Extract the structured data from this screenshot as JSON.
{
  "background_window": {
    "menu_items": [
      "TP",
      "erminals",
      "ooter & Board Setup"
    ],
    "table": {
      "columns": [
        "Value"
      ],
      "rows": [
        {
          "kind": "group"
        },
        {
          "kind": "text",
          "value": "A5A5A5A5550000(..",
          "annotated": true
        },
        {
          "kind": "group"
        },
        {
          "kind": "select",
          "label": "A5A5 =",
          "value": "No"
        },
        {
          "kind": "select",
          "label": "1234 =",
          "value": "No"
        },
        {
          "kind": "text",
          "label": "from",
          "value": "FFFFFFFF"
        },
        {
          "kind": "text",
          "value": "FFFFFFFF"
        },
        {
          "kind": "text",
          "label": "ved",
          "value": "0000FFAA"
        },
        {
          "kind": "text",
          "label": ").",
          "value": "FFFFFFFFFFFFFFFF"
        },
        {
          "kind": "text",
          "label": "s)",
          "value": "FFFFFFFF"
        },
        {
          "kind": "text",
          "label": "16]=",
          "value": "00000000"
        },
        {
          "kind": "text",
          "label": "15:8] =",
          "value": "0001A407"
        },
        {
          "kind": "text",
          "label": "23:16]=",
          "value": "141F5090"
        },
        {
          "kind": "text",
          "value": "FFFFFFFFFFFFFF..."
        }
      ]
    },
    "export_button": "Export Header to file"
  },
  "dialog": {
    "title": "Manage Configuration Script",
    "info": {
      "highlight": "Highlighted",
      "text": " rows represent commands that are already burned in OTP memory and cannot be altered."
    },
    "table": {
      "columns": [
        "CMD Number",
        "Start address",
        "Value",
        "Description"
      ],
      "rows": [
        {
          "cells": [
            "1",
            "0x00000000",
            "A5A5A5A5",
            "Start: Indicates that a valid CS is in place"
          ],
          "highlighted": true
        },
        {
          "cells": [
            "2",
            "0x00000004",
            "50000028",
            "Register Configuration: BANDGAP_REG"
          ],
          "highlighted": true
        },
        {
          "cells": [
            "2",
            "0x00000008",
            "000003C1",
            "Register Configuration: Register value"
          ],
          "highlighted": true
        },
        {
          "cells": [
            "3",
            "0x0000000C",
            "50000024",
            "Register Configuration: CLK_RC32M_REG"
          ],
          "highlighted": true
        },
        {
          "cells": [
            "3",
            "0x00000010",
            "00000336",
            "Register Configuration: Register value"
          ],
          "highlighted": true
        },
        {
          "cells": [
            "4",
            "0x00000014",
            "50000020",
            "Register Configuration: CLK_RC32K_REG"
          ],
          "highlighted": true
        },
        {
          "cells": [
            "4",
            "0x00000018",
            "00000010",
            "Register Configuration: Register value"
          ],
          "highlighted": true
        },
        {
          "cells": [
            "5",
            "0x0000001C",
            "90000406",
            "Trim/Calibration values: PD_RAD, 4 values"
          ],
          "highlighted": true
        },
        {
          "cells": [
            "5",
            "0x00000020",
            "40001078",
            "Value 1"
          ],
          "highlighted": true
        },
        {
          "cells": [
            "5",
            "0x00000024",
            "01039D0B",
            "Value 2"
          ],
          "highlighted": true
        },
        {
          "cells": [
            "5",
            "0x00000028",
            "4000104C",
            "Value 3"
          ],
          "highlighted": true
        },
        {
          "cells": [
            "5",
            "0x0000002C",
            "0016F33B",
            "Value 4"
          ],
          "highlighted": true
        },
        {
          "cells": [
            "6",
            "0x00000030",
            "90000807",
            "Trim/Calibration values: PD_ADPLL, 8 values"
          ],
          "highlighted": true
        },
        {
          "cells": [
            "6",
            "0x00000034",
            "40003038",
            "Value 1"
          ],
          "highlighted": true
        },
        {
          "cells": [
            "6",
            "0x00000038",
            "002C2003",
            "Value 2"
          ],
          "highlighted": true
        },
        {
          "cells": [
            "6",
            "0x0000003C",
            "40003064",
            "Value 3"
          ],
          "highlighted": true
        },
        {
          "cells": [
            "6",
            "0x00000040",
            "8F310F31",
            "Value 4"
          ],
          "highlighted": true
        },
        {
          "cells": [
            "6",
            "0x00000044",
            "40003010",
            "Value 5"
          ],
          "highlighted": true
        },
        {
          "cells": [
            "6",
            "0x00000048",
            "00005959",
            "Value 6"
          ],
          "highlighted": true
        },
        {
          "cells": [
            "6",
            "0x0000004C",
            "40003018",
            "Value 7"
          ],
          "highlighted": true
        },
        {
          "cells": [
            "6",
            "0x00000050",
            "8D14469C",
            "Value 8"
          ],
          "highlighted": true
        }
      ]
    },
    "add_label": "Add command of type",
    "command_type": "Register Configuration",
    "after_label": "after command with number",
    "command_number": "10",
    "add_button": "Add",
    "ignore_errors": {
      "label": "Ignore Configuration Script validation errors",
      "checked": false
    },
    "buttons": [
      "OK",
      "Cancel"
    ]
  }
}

------------------------

> PROBLEM DESCRIPTION
From the data above, copy each line where the string "Configuration" appears.

> FINAL ANSWER
    "title": "Manage Configuration Script",
            "Register Configuration: BANDGAP_REG"
            "Register Configuration: Register value"
            "Register Configuration: CLK_RC32M_REG"
            "Register Configuration: Register value"
            "Register Configuration: CLK_RC32K_REG"
            "Register Configuration: Register value"
    "command_type": "Register Configuration",
      "label": "Ignore Configuration Script validation errors",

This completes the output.